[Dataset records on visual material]
++++++++++

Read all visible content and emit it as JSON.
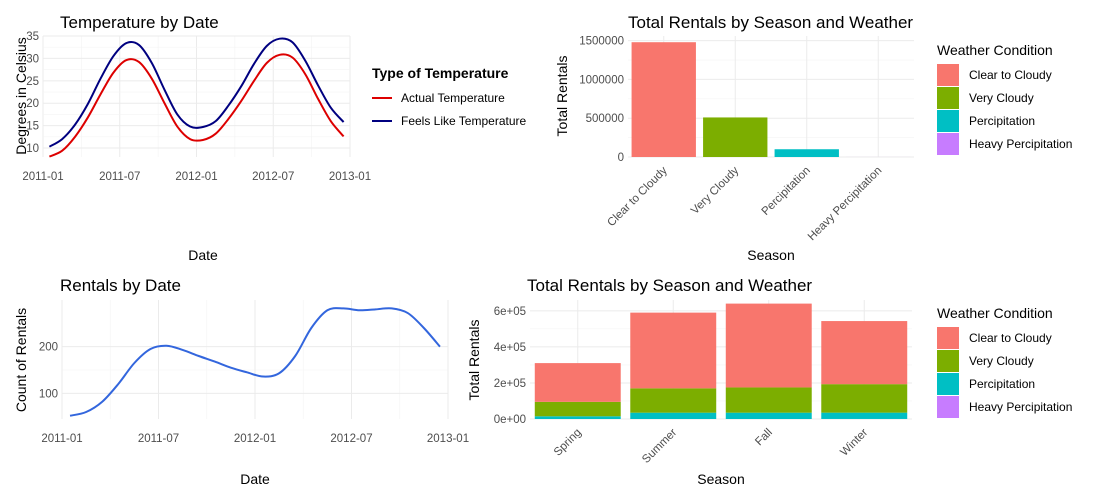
{
  "chart_data": [
    {
      "type": "line",
      "title": "Temperature by Date",
      "xlabel": "Date",
      "ylabel": "Degrees in Celsius",
      "x_ticks": [
        "2011-01",
        "2011-07",
        "2012-01",
        "2012-07",
        "2013-01"
      ],
      "y_ticks": [
        "10",
        "15",
        "20",
        "25",
        "30",
        "35"
      ],
      "ylim": [
        8,
        35
      ],
      "legend_title": "Type of Temperature",
      "legend_position": "right",
      "series": [
        {
          "name": "Actual Temperature",
          "color": "#dd0000",
          "x": [
            "2011-01",
            "2011-02",
            "2011-03",
            "2011-04",
            "2011-05",
            "2011-06",
            "2011-07",
            "2011-08",
            "2011-09",
            "2011-10",
            "2011-11",
            "2011-12",
            "2012-01",
            "2012-02",
            "2012-03",
            "2012-04",
            "2012-05",
            "2012-06",
            "2012-07",
            "2012-08",
            "2012-09",
            "2012-10",
            "2012-11",
            "2012-12"
          ],
          "y": [
            8.1,
            9.4,
            12.5,
            16.8,
            22.0,
            26.8,
            29.6,
            29.2,
            25.5,
            20.0,
            14.8,
            12.0,
            11.8,
            13.2,
            16.5,
            20.5,
            25.0,
            29.0,
            30.8,
            30.2,
            26.5,
            21.0,
            16.0,
            12.6
          ]
        },
        {
          "name": "Feels Like Temperature",
          "color": "#000080",
          "x": [
            "2011-01",
            "2011-02",
            "2011-03",
            "2011-04",
            "2011-05",
            "2011-06",
            "2011-07",
            "2011-08",
            "2011-09",
            "2011-10",
            "2011-11",
            "2011-12",
            "2012-01",
            "2012-02",
            "2012-03",
            "2012-04",
            "2012-05",
            "2012-06",
            "2012-07",
            "2012-08",
            "2012-09",
            "2012-10",
            "2012-11",
            "2012-12"
          ],
          "y": [
            10.3,
            12.0,
            15.2,
            19.8,
            25.5,
            30.5,
            33.4,
            33.0,
            29.0,
            23.0,
            17.5,
            14.8,
            14.7,
            16.0,
            19.5,
            23.8,
            28.8,
            32.8,
            34.4,
            33.6,
            29.5,
            24.0,
            19.0,
            15.8
          ]
        }
      ]
    },
    {
      "type": "bar",
      "title": "Total Rentals by Season and Weather",
      "xlabel": "Season",
      "ylabel": "Total Rentals",
      "categories": [
        "Clear to Cloudy",
        "Very Cloudy",
        "Percipitation",
        "Heavy Percipitation"
      ],
      "values": [
        1480000,
        510000,
        100000,
        300
      ],
      "colors": [
        "#f8766d",
        "#7cae00",
        "#00bfc4",
        "#c77cff"
      ],
      "y_ticks": [
        "0",
        "500000",
        "1000000",
        "1500000"
      ],
      "y_tick_values": [
        0,
        500000,
        1000000,
        1500000
      ],
      "ylim": [
        0,
        1560000
      ],
      "legend_title": "Weather Condition",
      "legend_position": "right",
      "legend": [
        "Clear to Cloudy",
        "Very Cloudy",
        "Percipitation",
        "Heavy Percipitation"
      ]
    },
    {
      "type": "line",
      "title": "Rentals by Date",
      "xlabel": "Date",
      "ylabel": "Count of Rentals",
      "x_ticks": [
        "2011-01",
        "2011-07",
        "2012-01",
        "2012-07",
        "2013-01"
      ],
      "y_ticks": [
        "100",
        "200"
      ],
      "ylim": [
        45,
        300
      ],
      "series": [
        {
          "name": "",
          "color": "#3366dd",
          "x": [
            "2011-01",
            "2011-02",
            "2011-03",
            "2011-04",
            "2011-05",
            "2011-06",
            "2011-07",
            "2011-08",
            "2011-09",
            "2011-10",
            "2011-11",
            "2011-12",
            "2012-01",
            "2012-02",
            "2012-03",
            "2012-04",
            "2012-05",
            "2012-06",
            "2012-07",
            "2012-08",
            "2012-09",
            "2012-10",
            "2012-11",
            "2012-12"
          ],
          "y": [
            52,
            60,
            82,
            120,
            165,
            195,
            202,
            193,
            180,
            168,
            155,
            145,
            136,
            143,
            180,
            240,
            278,
            282,
            278,
            280,
            282,
            272,
            240,
            200
          ]
        }
      ]
    },
    {
      "type": "bar",
      "title": "Total Rentals by Season and Weather",
      "xlabel": "Season",
      "ylabel": "Total Rentals",
      "categories": [
        "Spring",
        "Summer",
        "Fall",
        "Winter"
      ],
      "stacked": true,
      "series": [
        {
          "name": "Heavy Percipitation",
          "color": "#c77cff",
          "values": [
            0,
            0,
            0,
            200
          ]
        },
        {
          "name": "Percipitation",
          "color": "#00bfc4",
          "values": [
            15000,
            35000,
            35000,
            35000
          ]
        },
        {
          "name": "Very Cloudy",
          "color": "#7cae00",
          "values": [
            80000,
            135000,
            140000,
            158000
          ]
        },
        {
          "name": "Clear to Cloudy",
          "color": "#f8766d",
          "values": [
            215000,
            420000,
            465000,
            350000
          ]
        }
      ],
      "y_ticks": [
        "0e+00",
        "2e+05",
        "4e+05",
        "6e+05"
      ],
      "y_tick_values": [
        0,
        200000,
        400000,
        600000
      ],
      "ylim": [
        0,
        660000
      ],
      "legend_title": "Weather Condition",
      "legend_position": "right",
      "legend": [
        "Clear to Cloudy",
        "Very Cloudy",
        "Percipitation",
        "Heavy Percipitation"
      ]
    }
  ]
}
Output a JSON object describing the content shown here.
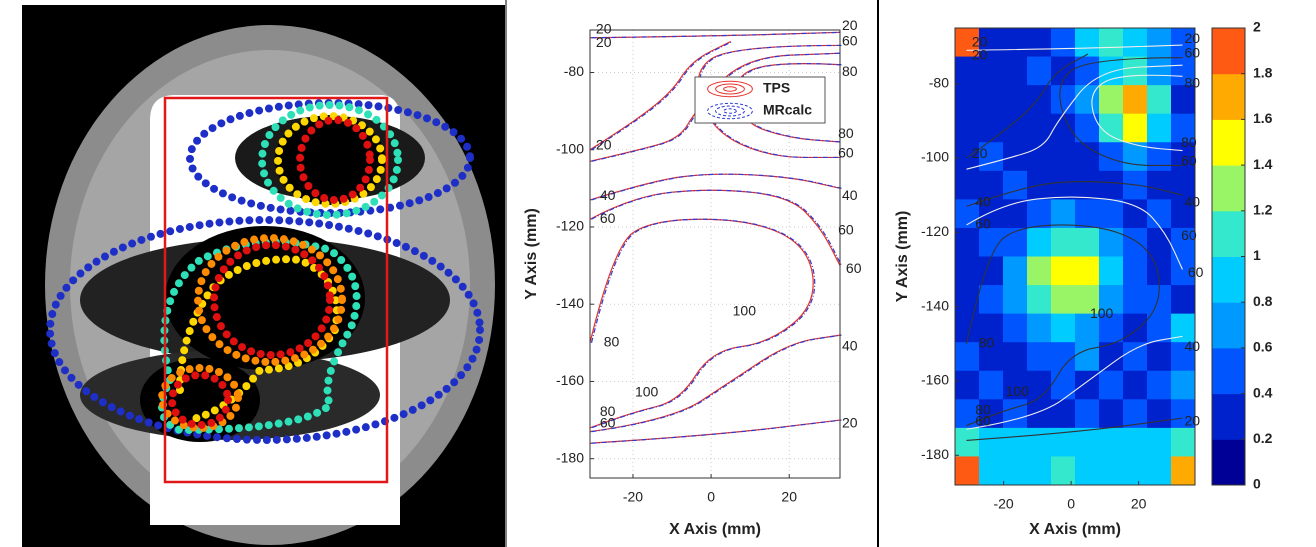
{
  "chart_data": [
    {
      "type": "contour",
      "xlabel": "X Axis (mm)",
      "ylabel": "Y Axis (mm)",
      "xlim": [
        -31,
        33
      ],
      "ylim": [
        -185,
        -69
      ],
      "xticks": [
        -20,
        0,
        20
      ],
      "yticks": [
        -80,
        -100,
        -120,
        -140,
        -160,
        -180
      ],
      "grid": true,
      "contour_levels": [
        20,
        40,
        60,
        80,
        100
      ],
      "series": [
        {
          "name": "TPS",
          "color": "#e8302a"
        },
        {
          "name": "MRcalc",
          "color": "#2a3bd6"
        }
      ],
      "legend": "upper right"
    },
    {
      "type": "heatmap",
      "xlabel": "X Axis (mm)",
      "ylabel": "Y Axis (mm)",
      "xlim": [
        -34.4,
        36.7
      ],
      "ylim": [
        -188,
        -65
      ],
      "xticks": [
        -20,
        0,
        20
      ],
      "yticks": [
        -80,
        -100,
        -120,
        -140,
        -160,
        -180
      ],
      "contour_levels": [
        20,
        40,
        60,
        80,
        100
      ],
      "clim": [
        0,
        2
      ],
      "cticks": [
        0,
        0.2,
        0.4,
        0.6,
        0.8,
        1,
        1.2,
        1.4,
        1.6,
        1.8,
        2
      ],
      "colors": [
        "#000096",
        "#0022cc",
        "#0055ff",
        "#0099ff",
        "#00ccff",
        "#33e8cc",
        "#99f566",
        "#ffff00",
        "#ffaa00",
        "#ff5a14"
      ],
      "z": [
        [
          1.8,
          0.3,
          0.2,
          0.3,
          0.5,
          0.8,
          1.0,
          0.9,
          0.6,
          0.4
        ],
        [
          0.3,
          0.2,
          0.3,
          0.4,
          0.3,
          0.5,
          0.8,
          1.0,
          0.7,
          0.4
        ],
        [
          0.2,
          0.3,
          0.2,
          0.3,
          0.4,
          0.6,
          1.2,
          1.7,
          1.0,
          0.3
        ],
        [
          0.3,
          0.2,
          0.3,
          0.2,
          0.3,
          0.5,
          1.0,
          1.4,
          0.8,
          0.4
        ],
        [
          0.2,
          0.4,
          0.3,
          0.2,
          0.2,
          0.3,
          0.5,
          0.6,
          0.4,
          0.3
        ],
        [
          0.3,
          0.2,
          0.4,
          0.3,
          0.3,
          0.2,
          0.3,
          0.4,
          0.3,
          0.2
        ],
        [
          0.4,
          0.3,
          0.3,
          0.5,
          0.6,
          0.5,
          0.4,
          0.3,
          0.4,
          0.3
        ],
        [
          0.2,
          0.4,
          0.5,
          0.9,
          1.1,
          1.0,
          0.6,
          0.4,
          0.3,
          0.5
        ],
        [
          0.3,
          0.3,
          0.7,
          1.2,
          1.5,
          1.4,
          0.8,
          0.5,
          0.3,
          0.4
        ],
        [
          0.2,
          0.4,
          0.6,
          1.1,
          1.3,
          1.2,
          0.7,
          0.4,
          0.5,
          0.3
        ],
        [
          0.3,
          0.3,
          0.4,
          0.6,
          0.8,
          0.7,
          0.5,
          0.3,
          0.4,
          0.8
        ],
        [
          0.4,
          0.2,
          0.3,
          0.5,
          0.4,
          0.6,
          0.3,
          0.4,
          0.3,
          0.5
        ],
        [
          0.3,
          0.5,
          0.3,
          0.2,
          0.4,
          0.3,
          0.5,
          0.3,
          0.4,
          0.6
        ],
        [
          0.5,
          0.3,
          0.4,
          0.3,
          0.2,
          0.4,
          0.3,
          0.5,
          0.3,
          0.4
        ],
        [
          1.0,
          0.8,
          0.9,
          0.8,
          0.9,
          0.8,
          0.9,
          0.8,
          0.9,
          1.0
        ],
        [
          1.8,
          0.9,
          0.9,
          0.8,
          1.0,
          0.9,
          0.9,
          0.8,
          0.9,
          1.7
        ]
      ]
    }
  ]
}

++++++++++

*Problem requirements*.
Point out every line holding the string "name" and copy it.

*Solution for this exercise*.
          "name": "Actual Temperature",
          "name": "Feels Like Temperature",
          "name": "",
          "name": "Heavy Percipitation",
          "name": "Percipitation",
          "name": "Very Cloudy",
          "name": "Clear to Cloudy",
          "name": "TPS",
          "name": "MRcalc",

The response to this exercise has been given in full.